J'ai déjà statué, ainsi que d'autres, que cette Cour n'a pas la compétence nécessaire pour prononcer le sursis dans les circonstances de l'espèce. Toutefois, d'autres juges de cette Cour ont exprimé l'opinion contraire. Il subsiste évidemment un certain doute sur la compétence qu'a cette Cour de surseoir à l'exécution d'une mesure d'expulsion dont la validité n'est pas contestée. Si je le pouvais, j'ordonnerais le sursis de l'exécution de la mesure d'expulsion en attendant que la Cour d'appel se prononce sur la question de la compétence. Je le ferais parce que, si j'ai le droit d'accorder un sursis, il devrait clairement s'exercer en l'espèce, et il serait dans l'intérêt de la justice de maintenir le statu quo en attendant que soit réglée la question. Toutefois, j'ai été incapable de trouver dans la procédure le moyen de soumettre, en l'espèce, la question à la Cour d'appel; il se peut, de fait, qu'elle échappe entièrement à la compétence de cette dernière.
Dans ces circonstances, il appartient aux membres de cette Cour de s'assurer de l'existence d'une certaine uniformité dans le traitement des questions fondamentales ressortissant à la compétence de cette Cour. Lorsqu'il subsiste un doute quant à la compétence de la Cour d'accorder une réparation, et qu'il semblerait dans l'intérêt de la justice de l'accorder, j'estime que l'on devrait trancher le doute en faveur de la partie qui demande la réparation. Le contraire priverait cette dernière d'une réparation dans l'hypothèse nécessaire que ceux qui se sont reconnus compétents pour l'accorder avaient tort. Je crois que l'on doive faire l'hypothèse contraire tant que la Cour d'appel n'aura pas décidé autrement, le cas échéant.

_DONNÉES BRUTES_
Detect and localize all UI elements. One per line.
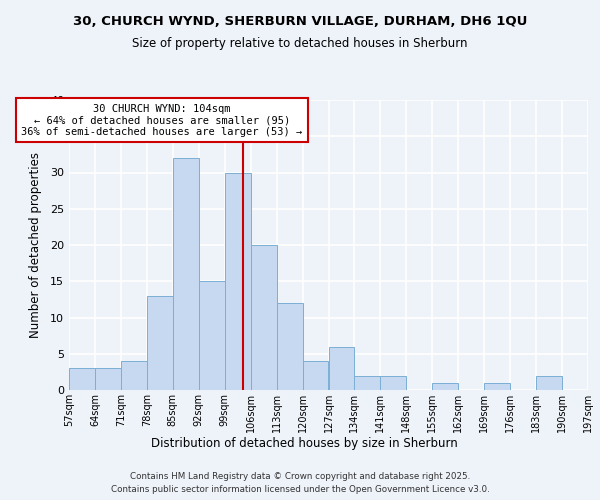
Bar [355,376,380,390]
Bar [432,383,458,390]
Text: 30, CHURCH WYND, SHERBURN VILLAGE, DURHAM, DH6 1QU: 30, CHURCH WYND, SHERBURN VILLAGE, DURHA… [73,15,527,28]
Bar [224,172,251,390]
Text: Contains HM Land Registry data © Crown copyright and database right 2025.: Contains HM Land Registry data © Crown c… [130,472,470,481]
Text: Contains public sector information licensed under the Open Government Licence v3: Contains public sector information licen… [110,485,490,494]
Bar [302,361,329,390]
Bar [329,346,355,390]
Bar [173,158,199,390]
Bar [147,296,173,390]
Bar [277,303,302,390]
Text: Distribution of detached houses by size in Sherburn: Distribution of detached houses by size … [151,438,458,450]
Text: 30 CHURCH WYND: 104sqm
← 64% of detached houses are smaller (95)
36% of semi-det: 30 CHURCH WYND: 104sqm ← 64% of detached… [21,104,302,137]
Y-axis label: Number of detached properties: Number of detached properties [29,152,41,338]
Bar [484,383,510,390]
Bar [199,281,224,390]
Text: Size of property relative to detached houses in Sherburn: Size of property relative to detached ho… [132,38,468,51]
Bar [536,376,562,390]
Bar [95,368,121,390]
Bar [121,361,147,390]
Bar [380,376,406,390]
Bar [251,245,277,390]
Bar [69,368,95,390]
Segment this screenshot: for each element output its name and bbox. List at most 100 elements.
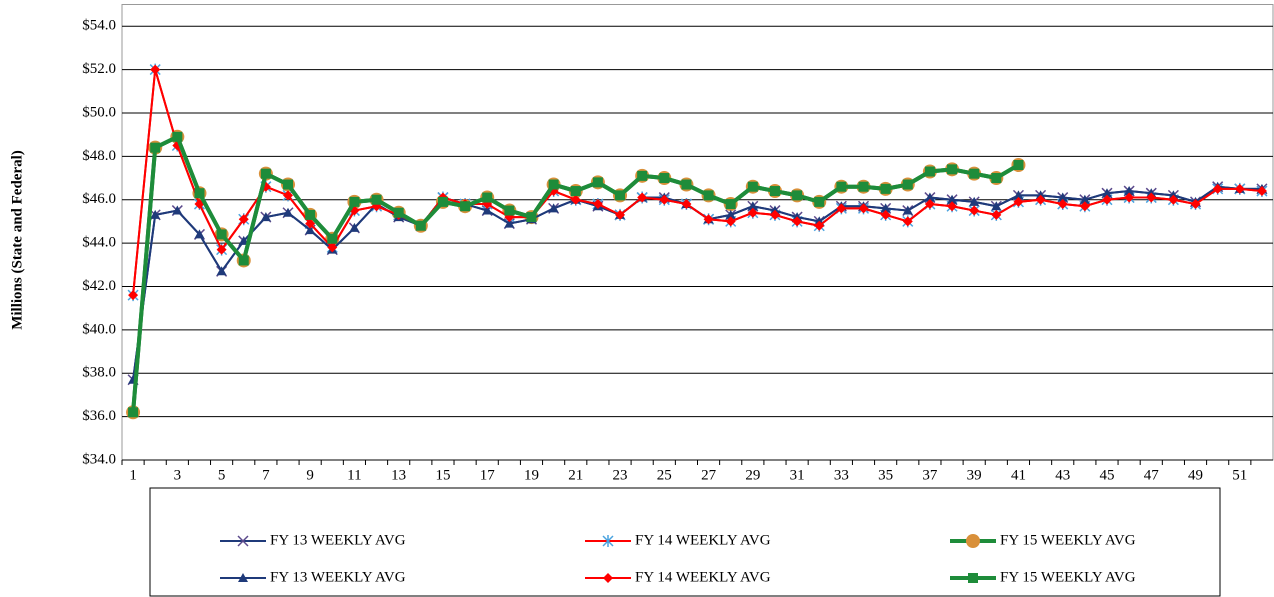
point bbox=[260, 212, 271, 222]
point bbox=[238, 214, 249, 225]
point bbox=[880, 209, 891, 220]
x-tick-label: 29 bbox=[745, 467, 760, 483]
point bbox=[504, 205, 515, 216]
point bbox=[615, 209, 626, 220]
point bbox=[969, 205, 980, 216]
x-tick-label: 7 bbox=[262, 467, 270, 483]
legend-label: FY 13 WEEKLY AVG bbox=[270, 569, 406, 585]
legend bbox=[149, 487, 1221, 597]
legend-marker bbox=[966, 534, 980, 548]
point bbox=[725, 216, 736, 227]
point bbox=[947, 201, 958, 212]
point bbox=[1146, 192, 1157, 203]
x-tick-label: 19 bbox=[524, 467, 539, 483]
x-tick-label: 1 bbox=[129, 467, 137, 483]
point bbox=[150, 209, 161, 219]
point bbox=[924, 166, 935, 177]
x-tick-label: 39 bbox=[967, 467, 982, 483]
point bbox=[969, 196, 980, 206]
point bbox=[128, 407, 139, 418]
x-tick-label: 27 bbox=[701, 467, 717, 483]
point bbox=[238, 255, 249, 266]
point bbox=[637, 170, 648, 181]
legend-marker bbox=[968, 573, 978, 583]
x-tick-label: 3 bbox=[174, 467, 182, 483]
point bbox=[592, 199, 603, 210]
point bbox=[1013, 160, 1024, 171]
x-tick-label: 9 bbox=[306, 467, 314, 483]
x-tick-label: 11 bbox=[347, 467, 361, 483]
point bbox=[172, 131, 183, 142]
y-tick-label: $48.0 bbox=[82, 148, 116, 164]
point bbox=[548, 179, 559, 190]
legend-label: FY 14 WEEKLY AVG bbox=[635, 569, 771, 585]
point bbox=[194, 229, 205, 239]
point bbox=[305, 225, 316, 235]
point bbox=[1124, 192, 1135, 203]
point bbox=[172, 205, 183, 215]
y-tick-label: $54.0 bbox=[82, 18, 116, 34]
series bbox=[128, 131, 1024, 418]
y-tick-label: $34.0 bbox=[82, 451, 116, 467]
legend-marker bbox=[603, 573, 613, 583]
legend-label: FY 15 WEEKLY AVG bbox=[1000, 532, 1136, 548]
y-tick-label: $50.0 bbox=[82, 104, 116, 120]
x-tick-label: 45 bbox=[1099, 467, 1114, 483]
x-tick-label: 23 bbox=[613, 467, 628, 483]
x-tick-label: 33 bbox=[834, 467, 849, 483]
series-line bbox=[132, 68, 1263, 296]
point bbox=[150, 64, 161, 75]
point bbox=[902, 205, 913, 215]
y-tick-label: $36.0 bbox=[82, 408, 116, 424]
point bbox=[415, 220, 426, 231]
point bbox=[1057, 199, 1068, 210]
point bbox=[437, 196, 448, 207]
point bbox=[150, 142, 161, 153]
point bbox=[615, 190, 626, 201]
point bbox=[703, 190, 714, 201]
point bbox=[349, 222, 360, 232]
point bbox=[747, 207, 758, 218]
x-tick-label: 31 bbox=[790, 467, 805, 483]
point bbox=[526, 212, 537, 223]
point bbox=[769, 209, 780, 220]
point bbox=[991, 201, 1002, 211]
x-tick-label: 49 bbox=[1188, 467, 1203, 483]
point bbox=[1168, 194, 1179, 205]
x-tick-label: 43 bbox=[1055, 467, 1070, 483]
point bbox=[681, 199, 692, 210]
point bbox=[836, 203, 847, 214]
point bbox=[327, 233, 338, 244]
x-tick-label: 5 bbox=[218, 467, 226, 483]
legend-label: FY 13 WEEKLY AVG bbox=[270, 532, 406, 548]
y-tick-label: $42.0 bbox=[82, 278, 116, 294]
point bbox=[482, 205, 493, 215]
point bbox=[283, 207, 294, 217]
plot-area bbox=[121, 4, 1274, 461]
point bbox=[260, 168, 271, 179]
point bbox=[924, 199, 935, 210]
point bbox=[393, 207, 404, 218]
y-tick-label: $38.0 bbox=[82, 365, 116, 381]
legend-label: FY 14 WEEKLY AVG bbox=[635, 532, 771, 548]
point bbox=[703, 214, 714, 225]
point bbox=[1101, 188, 1112, 198]
point bbox=[769, 186, 780, 197]
point bbox=[637, 192, 648, 203]
point bbox=[482, 192, 493, 203]
point bbox=[1057, 192, 1068, 202]
y-axis-title: Millions (State and Federal) bbox=[9, 150, 25, 330]
point bbox=[592, 177, 603, 188]
point bbox=[947, 194, 958, 204]
y-tick-label: $40.0 bbox=[82, 321, 116, 337]
point bbox=[1101, 194, 1112, 205]
point bbox=[283, 190, 294, 201]
point bbox=[327, 242, 338, 253]
x-tick-label: 37 bbox=[922, 467, 938, 483]
point bbox=[924, 192, 935, 202]
point bbox=[814, 196, 825, 207]
point bbox=[1079, 194, 1090, 204]
point bbox=[681, 179, 692, 190]
point bbox=[1013, 190, 1024, 200]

_CONSIGNE_
Recopiez le passage de l'extrait sur la compétence de la Cour qui s'ouvre sur les mots contenant « Dans ces circonstances, il » et se clôt sur « le cas échéant. », en y remplaçant « uniformité » par « cohérence ».

_RÉPONSE_
Dans ces circonstances, il appartient aux membres de cette Cour de s'assurer de l'existence d'une certaine cohérence dans le traitement des questions fondamentales ressortissant à la compétence de cette Cour. Lorsqu'il subsiste un doute quant à la compétence de la Cour d'accorder une réparation, et qu'il semblerait dans l'intérêt de la justice de l'accorder, j'estime que l'on devrait trancher le doute en faveur de la partie qui demande la réparation. Le contraire priverait cette dernière d'une réparation dans l'hypothèse nécessaire que ceux qui se sont reconnus compétents pour l'accorder avaient tort. Je crois que l'on doive faire l'hypothèse contraire tant que la Cour d'appel n'aura pas décidé autrement, le cas échéant.